| Source document |
□ □ □ □ □ □ □

When he first moved to California in the eighties, he dated the old-fashioned way; he tried running personal ads in the paper a few times to meet people. “It’s frightening to think about doing that now, but that’s what we did.” Over the next twenty years, he had one long-term relationship and a few shorter ones. He became increasingly frustrated, not finding the right person to share his life with.
For his first foray into online dating, he chose Match, with the caveat of dating everyone he met in person twice. “People get nervous the first time around; they may not be comfortable or say the right things or be too scared to strike up a conversation, so I gave everybody two chances.”
That’s when Eric began thinking that as you age, you realize that movies and romcoms are wrong. It’s not necessarily love at first sight; it’s not a fairy tale; it’s life. Couples have to find a way to work through the challenging parts.
Eric met six people (twice) before a guy named Tom reached out and started a conversation. They took it slow, talking on the phone regularly for about three weeks before meeting in person. They met at a restaurant and then met again. And again. It would have been easy for Eric to say, This is the second date. This simply is not going to work. But he never felt that. Every time the two met, he walked away thinking, I don’t know enough. I need more information before I can make that next decision. And it grew from there. They met several times before seeing each other’s homes or spending time privately.

□ □ □ □ □ □ □

| Information shown |
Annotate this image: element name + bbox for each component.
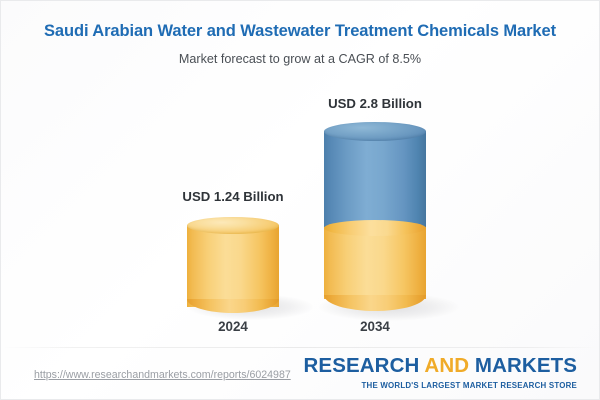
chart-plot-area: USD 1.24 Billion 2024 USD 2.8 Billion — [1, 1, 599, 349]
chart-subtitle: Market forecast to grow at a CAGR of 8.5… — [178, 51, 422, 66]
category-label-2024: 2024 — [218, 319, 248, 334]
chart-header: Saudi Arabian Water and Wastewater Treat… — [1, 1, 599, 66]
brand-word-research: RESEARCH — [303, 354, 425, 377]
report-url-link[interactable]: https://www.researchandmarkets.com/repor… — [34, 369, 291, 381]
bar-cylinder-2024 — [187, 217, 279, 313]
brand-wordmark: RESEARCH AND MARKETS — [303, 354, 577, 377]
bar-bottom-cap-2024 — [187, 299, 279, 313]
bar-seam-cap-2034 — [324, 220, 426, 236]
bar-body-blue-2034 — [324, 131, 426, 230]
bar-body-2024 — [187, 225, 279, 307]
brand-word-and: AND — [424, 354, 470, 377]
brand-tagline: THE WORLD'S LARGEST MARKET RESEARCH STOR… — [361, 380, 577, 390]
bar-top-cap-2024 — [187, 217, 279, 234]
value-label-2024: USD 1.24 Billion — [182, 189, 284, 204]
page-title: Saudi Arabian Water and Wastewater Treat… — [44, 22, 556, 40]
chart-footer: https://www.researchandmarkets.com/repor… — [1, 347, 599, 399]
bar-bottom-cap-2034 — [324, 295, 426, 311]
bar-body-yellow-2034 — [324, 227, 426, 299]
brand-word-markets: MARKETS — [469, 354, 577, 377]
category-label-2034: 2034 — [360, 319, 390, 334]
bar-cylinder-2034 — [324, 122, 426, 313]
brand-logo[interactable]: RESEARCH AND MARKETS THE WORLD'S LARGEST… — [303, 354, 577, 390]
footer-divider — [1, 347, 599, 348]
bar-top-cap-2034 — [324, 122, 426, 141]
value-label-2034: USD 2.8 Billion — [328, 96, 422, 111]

□ □ □ □ □ □ □

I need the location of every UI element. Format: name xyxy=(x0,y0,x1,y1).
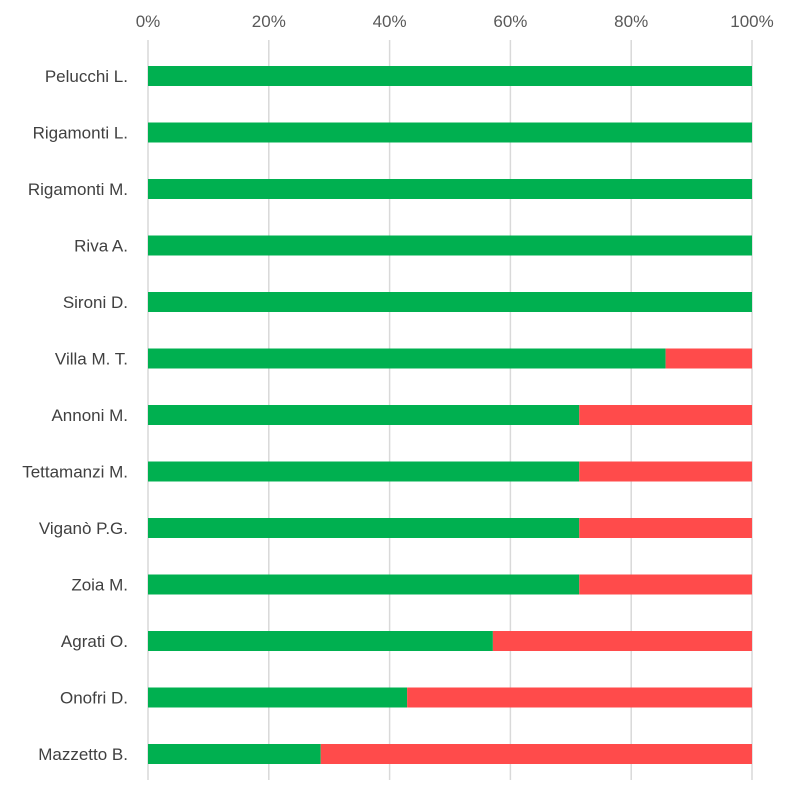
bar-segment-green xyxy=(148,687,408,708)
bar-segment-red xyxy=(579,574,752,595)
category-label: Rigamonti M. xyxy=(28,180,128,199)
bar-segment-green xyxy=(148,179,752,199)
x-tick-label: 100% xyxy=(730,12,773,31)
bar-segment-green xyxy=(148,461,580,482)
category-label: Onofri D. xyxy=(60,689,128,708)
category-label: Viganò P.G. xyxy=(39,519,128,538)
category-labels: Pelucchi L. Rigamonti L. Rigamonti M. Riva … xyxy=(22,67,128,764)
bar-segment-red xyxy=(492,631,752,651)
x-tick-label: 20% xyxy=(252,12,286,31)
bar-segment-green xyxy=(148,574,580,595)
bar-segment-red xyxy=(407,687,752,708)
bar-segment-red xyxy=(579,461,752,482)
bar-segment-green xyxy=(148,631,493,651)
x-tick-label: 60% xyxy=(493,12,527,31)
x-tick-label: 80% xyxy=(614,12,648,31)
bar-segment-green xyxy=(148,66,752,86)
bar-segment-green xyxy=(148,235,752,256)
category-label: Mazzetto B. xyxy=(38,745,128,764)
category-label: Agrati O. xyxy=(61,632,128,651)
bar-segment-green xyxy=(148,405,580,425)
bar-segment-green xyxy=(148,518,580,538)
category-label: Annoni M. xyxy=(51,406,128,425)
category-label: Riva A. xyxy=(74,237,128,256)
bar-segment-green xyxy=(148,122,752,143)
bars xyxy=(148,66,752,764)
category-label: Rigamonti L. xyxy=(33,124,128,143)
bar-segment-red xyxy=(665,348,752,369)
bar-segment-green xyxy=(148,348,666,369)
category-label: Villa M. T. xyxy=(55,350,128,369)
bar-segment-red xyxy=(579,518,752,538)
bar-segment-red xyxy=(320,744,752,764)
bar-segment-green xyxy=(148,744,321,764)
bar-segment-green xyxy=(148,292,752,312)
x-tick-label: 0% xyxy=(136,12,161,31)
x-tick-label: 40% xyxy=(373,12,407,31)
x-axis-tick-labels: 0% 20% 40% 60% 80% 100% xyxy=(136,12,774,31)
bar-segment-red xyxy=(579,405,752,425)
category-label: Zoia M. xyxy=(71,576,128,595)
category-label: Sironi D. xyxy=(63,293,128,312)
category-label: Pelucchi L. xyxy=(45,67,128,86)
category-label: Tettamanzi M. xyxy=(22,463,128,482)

□ □ □ □ □ □ □

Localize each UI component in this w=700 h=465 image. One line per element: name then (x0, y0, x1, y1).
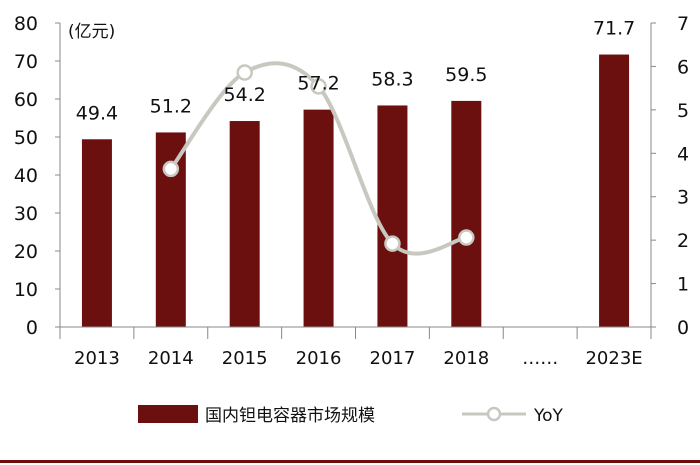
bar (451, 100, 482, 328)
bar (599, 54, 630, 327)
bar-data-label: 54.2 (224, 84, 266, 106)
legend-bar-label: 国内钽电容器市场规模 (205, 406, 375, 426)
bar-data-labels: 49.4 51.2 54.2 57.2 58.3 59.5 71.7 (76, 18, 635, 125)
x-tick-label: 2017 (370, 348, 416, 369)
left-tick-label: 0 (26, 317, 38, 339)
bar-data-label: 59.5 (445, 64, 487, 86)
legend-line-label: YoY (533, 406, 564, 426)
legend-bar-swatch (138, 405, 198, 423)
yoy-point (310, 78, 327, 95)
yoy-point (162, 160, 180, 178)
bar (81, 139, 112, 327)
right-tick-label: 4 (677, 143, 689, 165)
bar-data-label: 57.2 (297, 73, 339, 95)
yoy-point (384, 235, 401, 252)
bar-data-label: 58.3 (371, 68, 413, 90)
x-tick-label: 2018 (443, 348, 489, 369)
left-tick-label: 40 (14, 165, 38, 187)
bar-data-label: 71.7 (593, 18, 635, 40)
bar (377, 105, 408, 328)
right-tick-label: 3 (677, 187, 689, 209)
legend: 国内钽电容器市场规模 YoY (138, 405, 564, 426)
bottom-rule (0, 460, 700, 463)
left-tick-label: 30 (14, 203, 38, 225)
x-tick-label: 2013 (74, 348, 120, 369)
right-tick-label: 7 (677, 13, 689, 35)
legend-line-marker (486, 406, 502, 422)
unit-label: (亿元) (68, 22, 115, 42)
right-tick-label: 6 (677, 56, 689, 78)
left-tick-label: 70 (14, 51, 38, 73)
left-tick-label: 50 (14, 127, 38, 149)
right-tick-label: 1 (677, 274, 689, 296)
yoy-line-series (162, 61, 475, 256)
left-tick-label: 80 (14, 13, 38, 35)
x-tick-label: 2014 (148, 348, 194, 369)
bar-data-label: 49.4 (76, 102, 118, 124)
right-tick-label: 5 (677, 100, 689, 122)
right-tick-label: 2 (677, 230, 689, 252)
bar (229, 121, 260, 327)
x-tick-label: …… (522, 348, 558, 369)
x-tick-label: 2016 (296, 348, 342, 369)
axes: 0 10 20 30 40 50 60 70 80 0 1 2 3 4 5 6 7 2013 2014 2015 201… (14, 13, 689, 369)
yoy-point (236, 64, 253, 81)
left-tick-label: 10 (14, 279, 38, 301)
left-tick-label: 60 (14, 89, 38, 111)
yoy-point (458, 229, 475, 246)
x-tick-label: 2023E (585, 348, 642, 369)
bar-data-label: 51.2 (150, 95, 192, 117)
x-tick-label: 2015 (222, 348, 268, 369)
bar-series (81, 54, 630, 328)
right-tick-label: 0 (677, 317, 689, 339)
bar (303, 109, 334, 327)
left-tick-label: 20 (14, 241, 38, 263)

□ □ □ □ □ □ □

| Required work |
Retype the passage above about Eric's path to online dating and meeting Tom, reproducing every word and punctuation mark without change.

| Task solution |
When he first moved to California in the eighties, he dated the old-fashioned way; he tried running personal ads in the paper a few times to meet people. “It’s frightening to think about doing that now, but that’s what we did.” Over the next twenty years, he had one long-term relationship and a few shorter ones. He became increasingly frustrated, not finding the right person to share his life with.
For his first foray into online dating, he chose Match, with the caveat of dating everyone he met in person twice. “People get nervous the first time around; they may not be comfortable or say the right things or be too scared to strike up a conversation, so I gave everybody two chances.”
That’s when Eric began thinking that as you age, you realize that movies and romcoms are wrong. It’s not necessarily love at first sight; it’s not a fairy tale; it’s life. Couples have to find a way to work through the challenging parts.
Eric met six people (twice) before a guy named Tom reached out and started a conversation. They took it slow, talking on the phone regularly for about three weeks before meeting in person. They met at a restaurant and then met again. And again. It would have been easy for Eric to say, This is the second date. This simply is not going to work. But he never felt that. Every time the two met, he walked away thinking, I don’t know enough. I need more information before I can make that next decision. And it grew from there. They met several times before seeing each other’s homes or spending time privately.